— Page text —
== Segment start ==

Naratriptan (trade names include Amerge) is a triptan drug marketed by GlaxoSmithKline and is used for the treatment of migraine headaches. It is a selective 5-HT1 receptor subtype agonist.

It was patented in 1987 and approved for medical use in 1997.

Medical uses
Naratriptan is used for the treatment of the acute migraine attacks and the symptoms of migraine, including severe, throbbing headaches that sometimes are accompanied by nausea and sensitivity to sound or light.

Efficacy
A meta-analysis of 53 clinical trials has shown that all triptans are effective for treating migraine at marketed doses and that naratriptan, although less effective than sumatriptan and rizatriptan was more effective than placebo in reducing migraine symptoms at two hours and efficacy was demonstrated in almost two thirds of subjects after four hours of treatment.

== Segment end ==

— Page layout parsing data —
== Segment start ==

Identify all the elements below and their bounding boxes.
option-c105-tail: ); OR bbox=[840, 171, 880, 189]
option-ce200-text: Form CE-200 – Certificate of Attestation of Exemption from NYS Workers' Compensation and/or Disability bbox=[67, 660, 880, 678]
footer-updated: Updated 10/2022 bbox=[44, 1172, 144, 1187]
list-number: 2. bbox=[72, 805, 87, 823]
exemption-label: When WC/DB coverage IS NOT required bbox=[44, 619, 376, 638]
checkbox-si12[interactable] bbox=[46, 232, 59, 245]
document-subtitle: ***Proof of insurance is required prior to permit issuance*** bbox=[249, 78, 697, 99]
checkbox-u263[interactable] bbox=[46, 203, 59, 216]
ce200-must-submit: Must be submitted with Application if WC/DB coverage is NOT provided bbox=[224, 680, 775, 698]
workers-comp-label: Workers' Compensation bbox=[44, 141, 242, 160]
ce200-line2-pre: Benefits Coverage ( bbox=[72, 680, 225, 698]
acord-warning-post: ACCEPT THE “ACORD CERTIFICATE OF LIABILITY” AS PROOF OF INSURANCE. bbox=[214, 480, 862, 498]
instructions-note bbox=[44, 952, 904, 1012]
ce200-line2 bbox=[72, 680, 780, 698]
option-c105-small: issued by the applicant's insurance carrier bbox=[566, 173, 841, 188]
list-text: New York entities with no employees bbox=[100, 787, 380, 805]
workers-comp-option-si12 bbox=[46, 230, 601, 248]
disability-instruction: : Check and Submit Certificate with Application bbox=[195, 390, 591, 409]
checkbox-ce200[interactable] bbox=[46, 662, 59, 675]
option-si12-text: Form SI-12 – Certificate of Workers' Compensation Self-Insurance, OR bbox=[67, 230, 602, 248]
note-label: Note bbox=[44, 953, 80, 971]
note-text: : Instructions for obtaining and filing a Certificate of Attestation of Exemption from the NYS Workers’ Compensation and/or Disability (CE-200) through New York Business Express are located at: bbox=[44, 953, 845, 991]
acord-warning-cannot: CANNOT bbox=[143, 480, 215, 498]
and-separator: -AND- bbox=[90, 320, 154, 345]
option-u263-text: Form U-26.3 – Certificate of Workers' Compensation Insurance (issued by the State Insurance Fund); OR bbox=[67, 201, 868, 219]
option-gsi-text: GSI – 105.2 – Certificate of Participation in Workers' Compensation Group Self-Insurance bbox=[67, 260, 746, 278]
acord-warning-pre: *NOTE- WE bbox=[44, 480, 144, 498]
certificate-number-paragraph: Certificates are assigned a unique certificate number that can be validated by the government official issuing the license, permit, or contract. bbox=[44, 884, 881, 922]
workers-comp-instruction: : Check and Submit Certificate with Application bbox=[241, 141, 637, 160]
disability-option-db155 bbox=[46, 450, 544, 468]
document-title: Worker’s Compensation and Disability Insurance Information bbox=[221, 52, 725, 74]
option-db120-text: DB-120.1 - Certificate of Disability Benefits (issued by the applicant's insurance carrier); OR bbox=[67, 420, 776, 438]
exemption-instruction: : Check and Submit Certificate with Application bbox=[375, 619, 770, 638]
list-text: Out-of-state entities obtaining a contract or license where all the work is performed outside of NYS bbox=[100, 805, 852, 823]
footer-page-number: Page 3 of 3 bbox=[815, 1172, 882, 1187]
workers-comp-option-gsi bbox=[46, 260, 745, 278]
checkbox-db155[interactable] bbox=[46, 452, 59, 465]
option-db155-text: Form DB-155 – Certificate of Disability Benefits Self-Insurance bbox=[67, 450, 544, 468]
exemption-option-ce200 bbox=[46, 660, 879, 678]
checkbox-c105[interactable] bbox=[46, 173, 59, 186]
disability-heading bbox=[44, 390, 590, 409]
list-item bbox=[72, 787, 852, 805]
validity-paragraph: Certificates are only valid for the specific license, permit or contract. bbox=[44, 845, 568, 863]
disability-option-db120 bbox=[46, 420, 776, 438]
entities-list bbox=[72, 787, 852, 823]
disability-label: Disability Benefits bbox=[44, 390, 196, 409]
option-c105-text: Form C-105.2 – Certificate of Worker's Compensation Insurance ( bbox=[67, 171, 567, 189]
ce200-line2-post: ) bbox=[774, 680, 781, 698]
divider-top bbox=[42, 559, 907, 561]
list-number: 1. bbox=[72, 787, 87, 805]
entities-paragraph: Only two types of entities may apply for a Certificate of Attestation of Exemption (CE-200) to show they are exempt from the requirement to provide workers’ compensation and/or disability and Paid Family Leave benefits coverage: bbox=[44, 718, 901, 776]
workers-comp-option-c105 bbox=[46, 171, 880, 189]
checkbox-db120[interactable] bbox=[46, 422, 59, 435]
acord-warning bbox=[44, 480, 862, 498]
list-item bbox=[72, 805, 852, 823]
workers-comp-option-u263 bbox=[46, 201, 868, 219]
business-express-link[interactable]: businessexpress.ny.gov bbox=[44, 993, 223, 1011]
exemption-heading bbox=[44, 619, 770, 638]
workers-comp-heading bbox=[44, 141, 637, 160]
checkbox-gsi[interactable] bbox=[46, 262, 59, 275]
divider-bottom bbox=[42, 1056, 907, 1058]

== Segment end ==

— Assignment 1 —
Answer these questions using the naratriptan text:
(a) Which company markets naratriptan?
(b) In what year was naratriptan approved for medical use?
(c) How many clinical trials did the meta-analysis include?
— Assignment 2 —
Output the part of the naratriptan text starting with "Naratriptan (trade names" and going on through "sound or light.".
The data have no connection to the naratriptan text.

— Task response 1 —
(a) GlaxoSmithKline
(b) 1997
(c) 53

— Task response 2 —
Naratriptan (trade names include Amerge) is a triptan drug marketed by GlaxoSmithKline and is used for the treatment of migraine headaches. It is a selective 5-HT1 receptor subtype agonist.

It was patented in 1987 and approved for medical use in 1997.

Medical uses
Naratriptan is used for the treatment of the acute migraine attacks and the symptoms of migraine, including severe, throbbing headaches that sometimes are accompanied by nausea and sensitivity to sound or light.